--- Orden de trabajo ---
¿Puedes transcribir textualmente el fragmento de la nota sobre Nissan que va de "El Reparto de" a "va a durar."?

----- Texto dado -----

Nissan no reparte utilidades: el aviso que Aguascalientes no quiso escuchar
La empresa informó a sus trabajadores que no generó utilidades repartibles en 2025 por haber cerrado con pérdida fiscal. El comunicado llegó el 21 de abril. La noticia no sorprende a quienes llevan meses advirtiendo sobre la fragilidad del modelo económico aguascalentense.
Nissan Mexicana notificó a su personal que en el ejercicio fiscal 2025 registró una pérdida, y que por tanto no hay utilidades que distribuir. Lo confirmaron auditorías externas. Lo ratificó la declaración anual de marzo. Firmado, sellado, enviado al correo corporativo de miles de trabajadores en Aguascalientes.
El Reparto de Utilidades, la PTU no es un beneficio discrecional. Es un derecho constitucional. Artículo 123. Lo que Nissan comunica, entonces, no es una mala noticia empresarial pasajera: es la materialización de un riesgo estructural que varios análisis económicos venían documentando desde 2024.
«Si Nissan estornuda, Aguascalientes se resfría.» El resfriado ya llegó. La pregunta es cuánto va a durar.
El contexto que no cabe en el comunicado interno
Al tercer trimestre de 2025, el 31.7% de la población ocupada en Aguascalientes se encontraba en pobreza laboral, según datos del INEGI y el CONEVAL. Casi uno de cada tres trabajadores. En un estado que presume de ser paradigma industrial, esa cifra no es un tropiezo: es el resultado predecible de décadas de apostar todo a la manufactura transnacional sin construir piso salarial.

----- Registros de datos -----

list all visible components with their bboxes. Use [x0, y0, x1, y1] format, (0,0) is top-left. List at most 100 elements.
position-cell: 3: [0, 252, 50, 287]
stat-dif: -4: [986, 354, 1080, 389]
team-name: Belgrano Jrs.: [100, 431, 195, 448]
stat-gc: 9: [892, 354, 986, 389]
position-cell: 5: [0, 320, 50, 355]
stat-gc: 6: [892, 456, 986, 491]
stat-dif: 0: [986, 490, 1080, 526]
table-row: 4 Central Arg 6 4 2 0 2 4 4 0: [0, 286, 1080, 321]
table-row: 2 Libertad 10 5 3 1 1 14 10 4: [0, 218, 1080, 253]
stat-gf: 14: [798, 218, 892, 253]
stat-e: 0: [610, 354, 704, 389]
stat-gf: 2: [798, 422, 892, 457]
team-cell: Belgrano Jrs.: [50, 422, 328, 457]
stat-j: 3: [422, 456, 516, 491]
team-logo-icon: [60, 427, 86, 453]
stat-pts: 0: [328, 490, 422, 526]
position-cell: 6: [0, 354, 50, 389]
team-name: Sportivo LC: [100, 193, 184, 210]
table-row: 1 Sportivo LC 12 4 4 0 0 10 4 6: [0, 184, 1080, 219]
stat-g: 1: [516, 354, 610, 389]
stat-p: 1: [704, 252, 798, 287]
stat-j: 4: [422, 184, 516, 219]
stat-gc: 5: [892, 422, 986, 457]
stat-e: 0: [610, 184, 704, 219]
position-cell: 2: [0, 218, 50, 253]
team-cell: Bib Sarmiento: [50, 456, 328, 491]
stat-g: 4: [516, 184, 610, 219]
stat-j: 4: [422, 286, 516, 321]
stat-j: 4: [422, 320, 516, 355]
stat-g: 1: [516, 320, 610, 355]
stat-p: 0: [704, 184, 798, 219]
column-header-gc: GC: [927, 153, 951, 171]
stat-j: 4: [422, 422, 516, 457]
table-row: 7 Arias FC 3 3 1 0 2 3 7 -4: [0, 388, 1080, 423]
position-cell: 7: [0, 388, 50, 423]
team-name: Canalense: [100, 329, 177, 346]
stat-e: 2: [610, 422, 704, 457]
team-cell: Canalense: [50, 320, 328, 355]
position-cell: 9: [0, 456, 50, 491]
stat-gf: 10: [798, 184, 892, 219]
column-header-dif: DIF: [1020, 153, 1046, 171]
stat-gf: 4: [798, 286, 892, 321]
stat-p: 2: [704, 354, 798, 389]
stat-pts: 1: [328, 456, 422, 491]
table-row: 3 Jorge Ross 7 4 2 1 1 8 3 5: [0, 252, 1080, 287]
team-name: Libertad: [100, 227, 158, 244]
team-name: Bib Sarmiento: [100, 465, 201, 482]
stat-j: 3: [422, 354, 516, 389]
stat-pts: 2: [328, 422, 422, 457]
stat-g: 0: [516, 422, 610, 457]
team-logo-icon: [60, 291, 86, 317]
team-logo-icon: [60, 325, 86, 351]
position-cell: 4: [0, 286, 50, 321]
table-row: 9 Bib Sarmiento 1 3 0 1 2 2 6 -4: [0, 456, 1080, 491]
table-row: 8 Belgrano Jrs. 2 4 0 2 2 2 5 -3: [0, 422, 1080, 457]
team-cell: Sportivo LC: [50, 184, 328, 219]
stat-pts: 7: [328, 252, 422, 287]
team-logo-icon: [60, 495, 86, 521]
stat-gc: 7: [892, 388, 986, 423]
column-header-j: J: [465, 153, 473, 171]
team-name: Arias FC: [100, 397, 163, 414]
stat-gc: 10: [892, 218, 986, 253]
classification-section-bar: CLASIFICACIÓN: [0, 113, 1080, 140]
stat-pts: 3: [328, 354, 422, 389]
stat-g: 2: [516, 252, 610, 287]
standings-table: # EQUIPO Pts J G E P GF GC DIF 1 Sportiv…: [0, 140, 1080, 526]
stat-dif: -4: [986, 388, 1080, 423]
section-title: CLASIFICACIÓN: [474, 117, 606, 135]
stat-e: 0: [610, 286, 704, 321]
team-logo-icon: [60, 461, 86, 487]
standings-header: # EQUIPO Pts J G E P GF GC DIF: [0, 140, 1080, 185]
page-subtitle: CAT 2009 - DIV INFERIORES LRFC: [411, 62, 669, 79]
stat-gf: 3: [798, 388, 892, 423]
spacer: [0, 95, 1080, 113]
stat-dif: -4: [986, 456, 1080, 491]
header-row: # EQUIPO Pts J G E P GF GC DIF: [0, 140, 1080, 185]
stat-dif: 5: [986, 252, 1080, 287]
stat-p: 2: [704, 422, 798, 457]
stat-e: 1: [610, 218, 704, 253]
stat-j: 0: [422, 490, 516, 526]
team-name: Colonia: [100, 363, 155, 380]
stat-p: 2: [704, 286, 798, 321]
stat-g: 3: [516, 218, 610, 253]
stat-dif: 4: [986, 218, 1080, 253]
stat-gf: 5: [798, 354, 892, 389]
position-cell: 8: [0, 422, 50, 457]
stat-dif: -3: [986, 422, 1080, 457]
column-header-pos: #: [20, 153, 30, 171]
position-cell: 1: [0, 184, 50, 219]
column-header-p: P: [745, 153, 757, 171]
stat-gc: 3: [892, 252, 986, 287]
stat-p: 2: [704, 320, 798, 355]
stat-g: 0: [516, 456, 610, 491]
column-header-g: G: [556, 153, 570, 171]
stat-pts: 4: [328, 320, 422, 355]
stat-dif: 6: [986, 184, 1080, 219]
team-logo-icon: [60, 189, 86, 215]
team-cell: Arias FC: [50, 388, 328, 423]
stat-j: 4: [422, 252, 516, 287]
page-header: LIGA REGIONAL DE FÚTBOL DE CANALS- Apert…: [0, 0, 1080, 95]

-----

--- Respuesta a la tarea ---
El Reparto de Utilidades, la PTU no es un beneficio discrecional. Es un derecho constitucional. Artículo 123. Lo que Nissan comunica, entonces, no es una mala noticia empresarial pasajera: es la materialización de un riesgo estructural que varios análisis económicos venían documentando desde 2024.
«Si Nissan estornuda, Aguascalientes se resfría.» El resfriado ya llegó. La pregunta es cuánto va a durar.